_GIVEN INSTRUCTION_.
In your copy, reproduce the entries exactly as they are, minus the images.

_PROVIDED INFORMATION_.
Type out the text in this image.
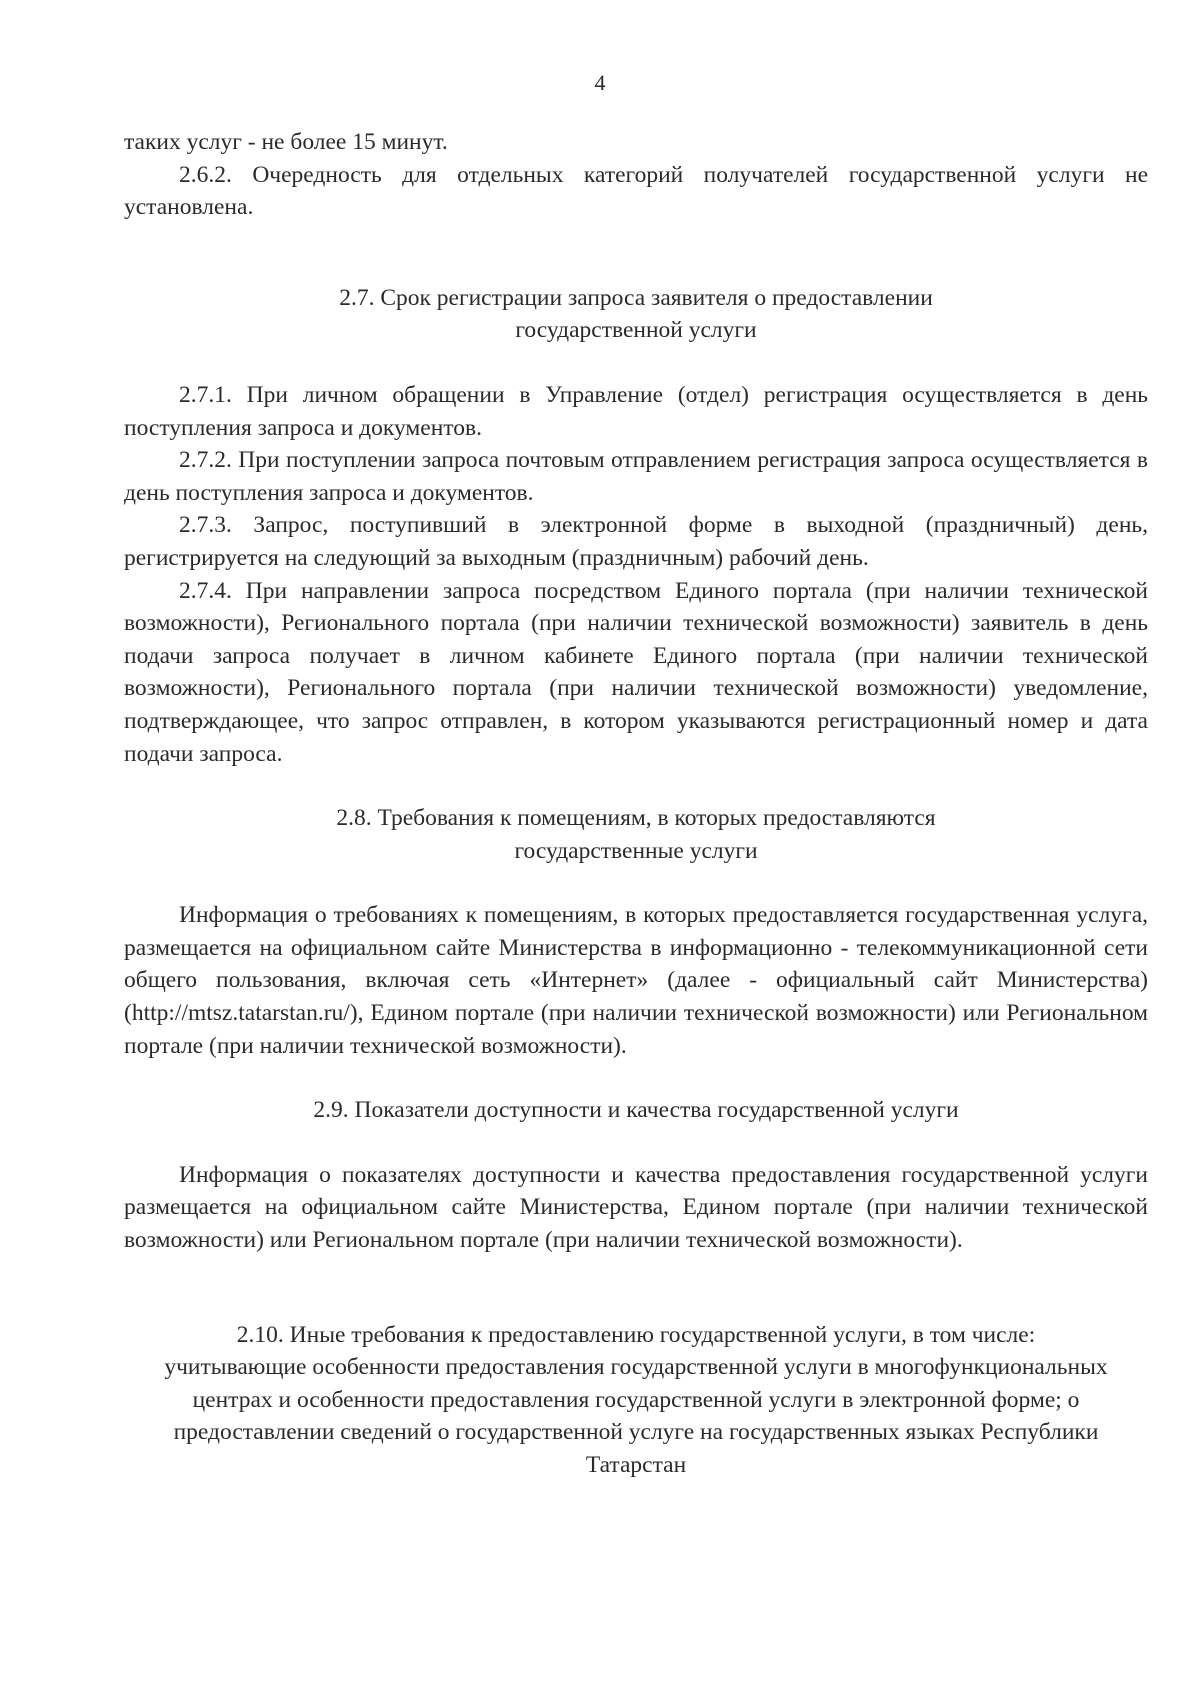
4

таких услуг - не более 15 минут.

2.6.2. Очередность для отдельных категорий получателей государственной услуги не установлена.

2.7. Срок регистрации запроса заявителя о предоставлении государственной услуги

2.7.1. При личном обращении в Управление (отдел) регистрация осуществляется в день поступления запроса и документов.

2.7.2. При поступлении запроса почтовым отправлением регистрация запроса осуществляется в день поступления запроса и документов.

2.7.3. Запрос, поступивший в электронной форме в выходной (праздничный) день, регистрируется на следующий за выходным (праздничным) рабочий день.

2.7.4. При направлении запроса посредством Единого портала (при наличии технической возможности), Регионального портала (при наличии технической возможности) заявитель в день подачи запроса получает в личном кабинете Единого портала (при наличии технической возможности), Регионального портала (при наличии технической возможности) уведомление, подтверждающее, что запрос отправлен, в котором указываются регистрационный номер и дата подачи запроса.

2.8. Требования к помещениям, в которых предоставляются государственные услуги

Информация о требованиях к помещениям, в которых предоставляется государственная услуга, размещается на официальном сайте Министерства в информационно - телекоммуникационной сети общего пользования, включая сеть «Интернет» (далее - официальный сайт Министерства) (http://mtsz.tatarstan.ru/), Едином портале (при наличии технической возможности) или Региональном портале (при наличии технической возможности).

2.9. Показатели доступности и качества государственной услуги

Информация о показателях доступности и качества предоставления государственной услуги размещается на официальном сайте Министерства, Едином портале (при наличии технической возможности) или Региональном портале (при наличии технической возможности).

2.10. Иные требования к предоставлению государственной услуги, в том числе: учитывающие особенности предоставления государственной услуги в многофункциональных центрах и особенности предоставления государственной услуги в электронной форме; о предоставлении сведений о государственной услуге на государственных языках Республики Татарстан
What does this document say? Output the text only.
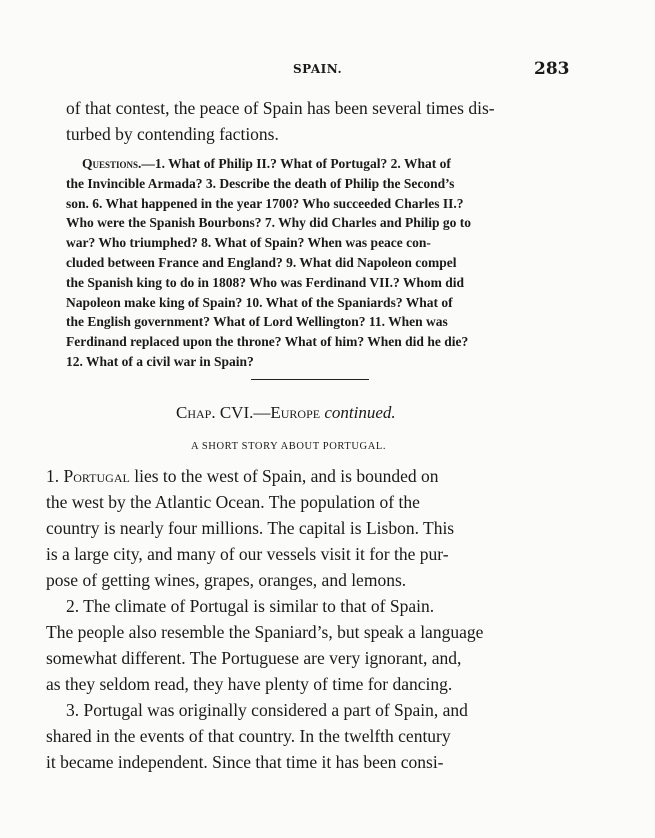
SPAIN.	283
of that contest, the peace of Spain has been several times dis-
turbed by contending factions.
Questions.—1. What of Philip II.? What of Portugal? 2. What of
the Invincible Armada? 3. Describe the death of Philip the Second’s
son. 6. What happened in the year 1700? Who succeeded Charles II.?
Who were the Spanish Bourbons? 7. Why did Charles and Philip go to
war? Who triumphed? 8. What of Spain? When was peace con-
cluded between France and England? 9. What did Napoleon compel
the Spanish king to do in 1808? Who was Ferdinand VII.? Whom did
Napoleon make king of Spain? 10. What of the Spaniards? What of
the English government? What of Lord Wellington? 11. When was
Ferdinand replaced upon the throne? What of him? When did he die?
12. What of a civil war in Spain?
Chap. CVI.—Europe continued.
A SHORT STORY ABOUT PORTUGAL.
1. Portugal lies to the west of Spain, and is bounded on
the west by the Atlantic Ocean. The population of the
country is nearly four millions. The capital is Lisbon. This
is a large city, and many of our vessels visit it for the pur-
pose of getting wines, grapes, oranges, and lemons.
2. The climate of Portugal is similar to that of Spain.
The people also resemble the Spaniard’s, but speak a language
somewhat different. The Portuguese are very ignorant, and,
as they seldom read, they have plenty of time for dancing.
3. Portugal was originally considered a part of Spain, and
shared in the events of that country. In the twelfth century
it became independent. Since that time it has been consi-
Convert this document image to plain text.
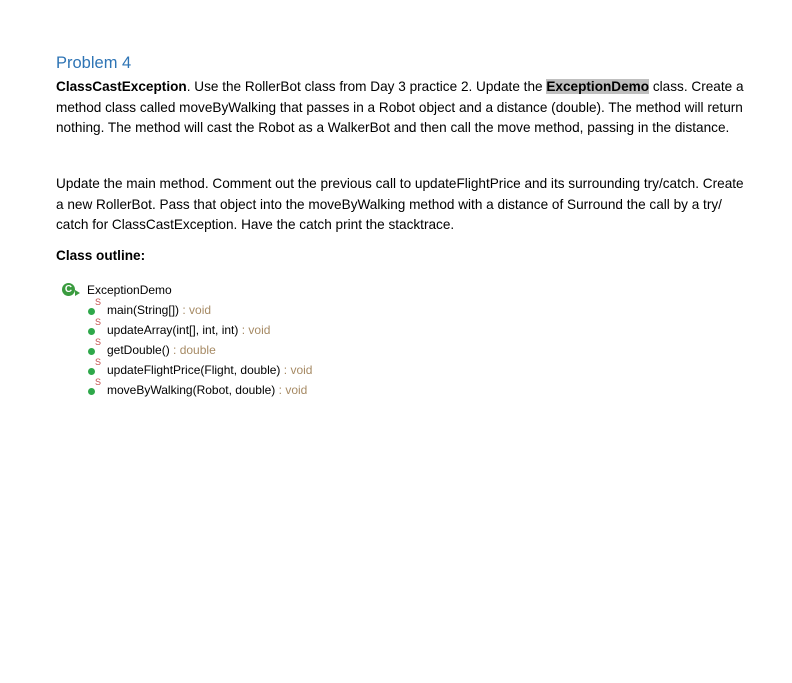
Problem 4
ClassCastException. Use the RollerBot class from Day 3 practice 2. Update the ExceptionDemo class. Create a method class called moveByWalking that passes in a Robot object and a distance (double). The method will return nothing. The method will cast the Robot as a WalkerBot and then call the move method, passing in the distance.
Update the main method. Comment out the previous call to updateFlightPrice and its surrounding try/catch. Create a new RollerBot. Pass that object into the moveByWalking method with a distance of Surround the call by a try/ catch for ClassCastException. Have the catch print the stacktrace.
Class outline:
C ExceptionDemo
S
main(String[]) : void
S
updateArray(int[], int, int) : void
S
getDouble() : double
S
updateFlightPrice(Flight, double) : void
S
moveByWalking(Robot, double) : void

_WRITTEN RESPONSE_.
Type out the text in this image.
4

таких услуг - не более 15 минут.

2.6.2. Очередность для отдельных категорий получателей государственной услуги не установлена.

2.7. Срок регистрации запроса заявителя о предоставлении государственной услуги

2.7.1. При личном обращении в Управление (отдел) регистрация осуществляется в день поступления запроса и документов.

2.7.2. При поступлении запроса почтовым отправлением регистрация запроса осуществляется в день поступления запроса и документов.

2.7.3. Запрос, поступивший в электронной форме в выходной (праздничный) день, регистрируется на следующий за выходным (праздничным) рабочий день.

2.7.4. При направлении запроса посредством Единого портала (при наличии технической возможности), Регионального портала (при наличии технической возможности) заявитель в день подачи запроса получает в личном кабинете Единого портала (при наличии технической возможности), Регионального портала (при наличии технической возможности) уведомление, подтверждающее, что запрос отправлен, в котором указываются регистрационный номер и дата подачи запроса.

2.8. Требования к помещениям, в которых предоставляются государственные услуги

Информация о требованиях к помещениям, в которых предоставляется государственная услуга, размещается на официальном сайте Министерства в информационно - телекоммуникационной сети общего пользования, включая сеть «Интернет» (далее - официальный сайт Министерства) (http://mtsz.tatarstan.ru/), Едином портале (при наличии технической возможности) или Региональном портале (при наличии технической возможности).

2.9. Показатели доступности и качества государственной услуги

Информация о показателях доступности и качества предоставления государственной услуги размещается на официальном сайте Министерства, Едином портале (при наличии технической возможности) или Региональном портале (при наличии технической возможности).

2.10. Иные требования к предоставлению государственной услуги, в том числе: учитывающие особенности предоставления государственной услуги в многофункциональных центрах и особенности предоставления государственной услуги в электронной форме; о предоставлении сведений о государственной услуге на государственных языках Республики Татарстан
What does this document say? Output the text only.
SPAIN.	283
of that contest, the peace of Spain has been several times dis-
turbed by contending factions.
Questions.—1. What of Philip II.? What of Portugal? 2. What of
the Invincible Armada? 3. Describe the death of Philip the Second’s
son. 6. What happened in the year 1700? Who succeeded Charles II.?
Who were the Spanish Bourbons? 7. Why did Charles and Philip go to
war? Who triumphed? 8. What of Spain? When was peace con-
cluded between France and England? 9. What did Napoleon compel
the Spanish king to do in 1808? Who was Ferdinand VII.? Whom did
Napoleon make king of Spain? 10. What of the Spaniards? What of
the English government? What of Lord Wellington? 11. When was
Ferdinand replaced upon the throne? What of him? When did he die?
12. What of a civil war in Spain?
Chap. CVI.—Europe continued.
A SHORT STORY ABOUT PORTUGAL.
1. Portugal lies to the west of Spain, and is bounded on
the west by the Atlantic Ocean. The population of the
country is nearly four millions. The capital is Lisbon. This
is a large city, and many of our vessels visit it for the pur-
pose of getting wines, grapes, oranges, and lemons.
2. The climate of Portugal is similar to that of Spain.
The people also resemble the Spaniard’s, but speak a language
somewhat different. The Portuguese are very ignorant, and,
as they seldom read, they have plenty of time for dancing.
3. Portugal was originally considered a part of Spain, and
shared in the events of that country. In the twelfth century
it became independent. Since that time it has been consi-
Convert this document image to plain text.
Problem 4
ClassCastException. Use the RollerBot class from Day 3 practice 2. Update the ExceptionDemo class. Create a method class called moveByWalking that passes in a Robot object and a distance (double). The method will return nothing. The method will cast the Robot as a WalkerBot and then call the move method, passing in the distance.
Update the main method. Comment out the previous call to updateFlightPrice and its surrounding try/catch. Create a new RollerBot. Pass that object into the moveByWalking method with a distance of Surround the call by a try/ catch for ClassCastException. Have the catch print the stacktrace.
Class outline:
C ExceptionDemo
S
main(String[]) : void
S
updateArray(int[], int, int) : void
S
getDouble() : double
S
updateFlightPrice(Flight, double) : void
S
moveByWalking(Robot, double) : void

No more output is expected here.